▶ _Brief_
Please work out how many lines in the material contain "color" and give only that figure.

───── The input

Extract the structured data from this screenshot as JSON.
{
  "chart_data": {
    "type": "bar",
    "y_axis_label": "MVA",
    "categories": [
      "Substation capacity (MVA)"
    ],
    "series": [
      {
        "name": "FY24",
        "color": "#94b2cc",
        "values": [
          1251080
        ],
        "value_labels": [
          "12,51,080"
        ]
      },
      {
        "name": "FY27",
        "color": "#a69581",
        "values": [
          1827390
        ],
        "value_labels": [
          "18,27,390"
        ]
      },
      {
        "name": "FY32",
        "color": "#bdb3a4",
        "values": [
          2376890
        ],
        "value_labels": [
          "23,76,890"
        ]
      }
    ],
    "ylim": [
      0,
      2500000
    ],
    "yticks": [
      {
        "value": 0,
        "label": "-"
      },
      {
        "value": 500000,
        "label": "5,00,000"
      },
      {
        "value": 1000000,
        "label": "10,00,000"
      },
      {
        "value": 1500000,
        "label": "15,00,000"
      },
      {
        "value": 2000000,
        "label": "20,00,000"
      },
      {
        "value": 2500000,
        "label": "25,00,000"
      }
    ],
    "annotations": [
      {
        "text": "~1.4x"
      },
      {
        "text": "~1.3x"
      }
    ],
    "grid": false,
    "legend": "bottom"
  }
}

──────────

▶ _Response to this exercise_
3